» **Given records**
____________

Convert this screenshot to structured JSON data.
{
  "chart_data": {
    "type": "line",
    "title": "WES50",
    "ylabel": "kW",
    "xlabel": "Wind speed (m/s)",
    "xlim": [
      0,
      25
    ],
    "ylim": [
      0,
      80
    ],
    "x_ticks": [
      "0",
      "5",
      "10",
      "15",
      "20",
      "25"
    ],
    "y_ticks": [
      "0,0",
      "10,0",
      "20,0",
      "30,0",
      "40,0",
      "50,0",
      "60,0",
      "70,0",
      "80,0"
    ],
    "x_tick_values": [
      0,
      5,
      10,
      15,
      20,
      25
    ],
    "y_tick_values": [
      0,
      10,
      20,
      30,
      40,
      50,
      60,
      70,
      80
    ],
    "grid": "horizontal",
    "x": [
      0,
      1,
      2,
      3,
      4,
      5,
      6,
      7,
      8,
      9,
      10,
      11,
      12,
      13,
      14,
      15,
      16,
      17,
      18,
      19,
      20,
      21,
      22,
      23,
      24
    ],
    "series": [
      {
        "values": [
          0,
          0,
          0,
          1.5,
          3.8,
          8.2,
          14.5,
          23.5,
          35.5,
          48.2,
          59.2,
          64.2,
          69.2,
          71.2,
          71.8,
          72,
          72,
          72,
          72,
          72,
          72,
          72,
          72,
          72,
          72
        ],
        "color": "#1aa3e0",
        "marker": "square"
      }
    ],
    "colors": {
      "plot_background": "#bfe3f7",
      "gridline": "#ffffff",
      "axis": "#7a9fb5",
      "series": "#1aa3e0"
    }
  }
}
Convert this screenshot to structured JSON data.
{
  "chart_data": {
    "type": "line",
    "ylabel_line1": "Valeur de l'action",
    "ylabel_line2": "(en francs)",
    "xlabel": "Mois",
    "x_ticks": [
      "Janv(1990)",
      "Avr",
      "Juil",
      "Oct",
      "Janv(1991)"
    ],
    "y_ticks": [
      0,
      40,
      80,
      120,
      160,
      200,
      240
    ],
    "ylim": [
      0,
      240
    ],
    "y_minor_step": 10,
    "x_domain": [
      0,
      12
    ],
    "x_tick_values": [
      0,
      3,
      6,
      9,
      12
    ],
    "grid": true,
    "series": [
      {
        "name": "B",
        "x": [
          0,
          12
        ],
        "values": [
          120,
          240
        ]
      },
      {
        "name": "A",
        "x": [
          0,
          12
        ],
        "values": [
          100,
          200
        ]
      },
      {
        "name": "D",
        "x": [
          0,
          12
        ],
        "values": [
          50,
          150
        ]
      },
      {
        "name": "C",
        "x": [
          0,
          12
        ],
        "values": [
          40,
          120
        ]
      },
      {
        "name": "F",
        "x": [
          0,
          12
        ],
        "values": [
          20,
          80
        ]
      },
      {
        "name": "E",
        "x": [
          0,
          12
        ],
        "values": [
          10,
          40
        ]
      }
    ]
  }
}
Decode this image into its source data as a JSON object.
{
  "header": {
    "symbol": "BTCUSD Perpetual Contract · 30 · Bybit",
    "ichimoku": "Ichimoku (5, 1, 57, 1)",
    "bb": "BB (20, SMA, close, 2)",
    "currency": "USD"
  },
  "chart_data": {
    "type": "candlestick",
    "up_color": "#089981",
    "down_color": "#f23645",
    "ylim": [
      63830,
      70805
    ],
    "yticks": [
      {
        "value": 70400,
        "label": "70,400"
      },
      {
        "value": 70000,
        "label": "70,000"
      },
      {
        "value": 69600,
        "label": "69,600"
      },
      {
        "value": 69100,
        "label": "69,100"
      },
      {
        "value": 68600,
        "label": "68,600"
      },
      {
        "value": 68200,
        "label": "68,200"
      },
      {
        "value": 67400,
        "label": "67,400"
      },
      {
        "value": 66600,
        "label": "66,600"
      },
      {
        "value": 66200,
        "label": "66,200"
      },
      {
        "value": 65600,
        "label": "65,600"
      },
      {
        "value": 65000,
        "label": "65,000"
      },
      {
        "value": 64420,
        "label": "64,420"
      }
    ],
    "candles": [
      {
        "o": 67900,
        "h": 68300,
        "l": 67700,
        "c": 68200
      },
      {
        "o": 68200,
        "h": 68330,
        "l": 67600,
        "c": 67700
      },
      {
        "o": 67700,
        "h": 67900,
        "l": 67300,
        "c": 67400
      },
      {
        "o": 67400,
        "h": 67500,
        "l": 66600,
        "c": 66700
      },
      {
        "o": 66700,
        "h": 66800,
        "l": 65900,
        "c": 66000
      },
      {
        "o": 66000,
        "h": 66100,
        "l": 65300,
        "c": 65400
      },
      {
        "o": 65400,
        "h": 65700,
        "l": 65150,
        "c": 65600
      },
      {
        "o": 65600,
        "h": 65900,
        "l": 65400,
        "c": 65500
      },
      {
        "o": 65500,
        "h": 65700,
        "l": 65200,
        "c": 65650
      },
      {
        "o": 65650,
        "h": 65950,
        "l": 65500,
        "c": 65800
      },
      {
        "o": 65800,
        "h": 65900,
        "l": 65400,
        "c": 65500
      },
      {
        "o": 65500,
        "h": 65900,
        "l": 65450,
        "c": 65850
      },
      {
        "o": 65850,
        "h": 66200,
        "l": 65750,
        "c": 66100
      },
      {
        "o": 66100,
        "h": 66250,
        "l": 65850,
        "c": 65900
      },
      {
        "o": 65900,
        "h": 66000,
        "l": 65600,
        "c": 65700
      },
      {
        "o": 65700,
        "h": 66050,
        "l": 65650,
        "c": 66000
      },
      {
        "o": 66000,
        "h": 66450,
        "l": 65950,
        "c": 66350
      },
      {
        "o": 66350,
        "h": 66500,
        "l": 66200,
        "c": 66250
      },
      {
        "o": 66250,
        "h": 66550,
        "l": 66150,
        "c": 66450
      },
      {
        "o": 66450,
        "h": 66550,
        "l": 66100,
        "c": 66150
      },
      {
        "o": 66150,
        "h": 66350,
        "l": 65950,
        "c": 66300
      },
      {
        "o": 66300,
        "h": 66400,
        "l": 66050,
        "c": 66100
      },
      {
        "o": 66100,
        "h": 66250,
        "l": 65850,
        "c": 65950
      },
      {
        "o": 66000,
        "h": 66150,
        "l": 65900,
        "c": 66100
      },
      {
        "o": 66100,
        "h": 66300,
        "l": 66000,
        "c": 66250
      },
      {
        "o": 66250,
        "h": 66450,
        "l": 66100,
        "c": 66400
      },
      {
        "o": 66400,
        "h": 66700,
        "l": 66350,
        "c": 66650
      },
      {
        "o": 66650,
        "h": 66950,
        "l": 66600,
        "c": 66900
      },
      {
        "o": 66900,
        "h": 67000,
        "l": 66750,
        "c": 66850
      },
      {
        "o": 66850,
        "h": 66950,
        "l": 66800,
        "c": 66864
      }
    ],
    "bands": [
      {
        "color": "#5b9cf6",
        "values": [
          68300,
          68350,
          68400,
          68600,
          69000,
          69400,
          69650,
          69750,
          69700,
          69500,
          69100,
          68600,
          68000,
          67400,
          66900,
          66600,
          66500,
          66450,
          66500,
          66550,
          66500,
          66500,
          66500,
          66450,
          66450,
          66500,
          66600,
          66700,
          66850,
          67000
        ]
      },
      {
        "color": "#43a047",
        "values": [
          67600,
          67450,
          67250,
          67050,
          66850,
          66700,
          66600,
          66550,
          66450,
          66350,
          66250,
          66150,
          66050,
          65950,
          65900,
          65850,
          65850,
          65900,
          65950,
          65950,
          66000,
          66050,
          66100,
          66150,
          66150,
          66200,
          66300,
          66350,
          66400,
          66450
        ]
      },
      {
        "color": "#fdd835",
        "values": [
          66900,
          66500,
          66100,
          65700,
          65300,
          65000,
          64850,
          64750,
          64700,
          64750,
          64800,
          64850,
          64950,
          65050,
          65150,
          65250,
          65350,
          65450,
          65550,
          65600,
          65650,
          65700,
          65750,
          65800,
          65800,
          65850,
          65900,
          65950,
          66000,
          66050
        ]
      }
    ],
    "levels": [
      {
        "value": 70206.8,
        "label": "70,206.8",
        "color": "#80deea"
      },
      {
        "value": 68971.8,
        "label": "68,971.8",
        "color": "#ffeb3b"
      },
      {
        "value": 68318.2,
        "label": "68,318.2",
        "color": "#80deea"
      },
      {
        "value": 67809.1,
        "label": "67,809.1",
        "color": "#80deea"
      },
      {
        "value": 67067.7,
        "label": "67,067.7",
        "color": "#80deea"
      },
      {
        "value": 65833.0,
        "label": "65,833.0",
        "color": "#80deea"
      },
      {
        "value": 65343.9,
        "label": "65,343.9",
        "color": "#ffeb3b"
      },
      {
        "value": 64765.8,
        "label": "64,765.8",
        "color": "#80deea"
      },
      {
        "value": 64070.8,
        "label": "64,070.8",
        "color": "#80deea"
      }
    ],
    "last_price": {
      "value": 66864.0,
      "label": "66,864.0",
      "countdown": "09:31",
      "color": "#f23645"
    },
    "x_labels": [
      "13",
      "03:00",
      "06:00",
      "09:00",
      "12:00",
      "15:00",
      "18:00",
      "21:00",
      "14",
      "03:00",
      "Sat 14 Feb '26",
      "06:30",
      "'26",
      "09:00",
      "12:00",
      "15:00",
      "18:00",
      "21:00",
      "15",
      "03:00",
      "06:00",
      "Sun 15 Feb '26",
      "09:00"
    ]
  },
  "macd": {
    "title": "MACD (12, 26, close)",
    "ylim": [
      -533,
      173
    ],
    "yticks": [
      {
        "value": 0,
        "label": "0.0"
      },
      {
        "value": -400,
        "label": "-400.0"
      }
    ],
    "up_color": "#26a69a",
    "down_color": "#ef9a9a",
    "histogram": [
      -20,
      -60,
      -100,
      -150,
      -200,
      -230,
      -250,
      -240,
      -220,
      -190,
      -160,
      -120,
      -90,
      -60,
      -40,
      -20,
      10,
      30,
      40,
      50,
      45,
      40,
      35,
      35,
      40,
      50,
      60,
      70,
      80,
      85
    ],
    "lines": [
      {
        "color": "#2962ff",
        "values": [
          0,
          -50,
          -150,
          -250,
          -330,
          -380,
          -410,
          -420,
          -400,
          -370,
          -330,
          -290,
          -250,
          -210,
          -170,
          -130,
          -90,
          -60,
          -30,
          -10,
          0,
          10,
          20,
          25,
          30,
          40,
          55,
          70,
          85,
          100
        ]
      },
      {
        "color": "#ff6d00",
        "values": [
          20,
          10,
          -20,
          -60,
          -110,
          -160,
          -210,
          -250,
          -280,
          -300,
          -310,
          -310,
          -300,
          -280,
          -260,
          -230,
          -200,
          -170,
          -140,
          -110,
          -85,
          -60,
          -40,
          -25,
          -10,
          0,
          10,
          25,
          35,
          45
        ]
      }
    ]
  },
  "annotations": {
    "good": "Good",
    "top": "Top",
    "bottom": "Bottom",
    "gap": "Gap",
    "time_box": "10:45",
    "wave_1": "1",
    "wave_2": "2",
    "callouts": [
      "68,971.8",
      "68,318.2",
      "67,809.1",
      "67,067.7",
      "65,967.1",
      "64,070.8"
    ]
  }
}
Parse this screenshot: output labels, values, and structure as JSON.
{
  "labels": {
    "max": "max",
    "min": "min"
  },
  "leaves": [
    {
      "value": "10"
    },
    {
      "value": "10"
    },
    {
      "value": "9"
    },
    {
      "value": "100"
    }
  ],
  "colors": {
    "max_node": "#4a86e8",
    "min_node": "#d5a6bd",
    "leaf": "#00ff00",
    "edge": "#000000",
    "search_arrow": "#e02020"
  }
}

____________

Look through the data and show every line containing "close".

» **Completed exercise**
    "bb": "BB (20, SMA, close, 2)",
    "title": "MACD (12, 26, close)",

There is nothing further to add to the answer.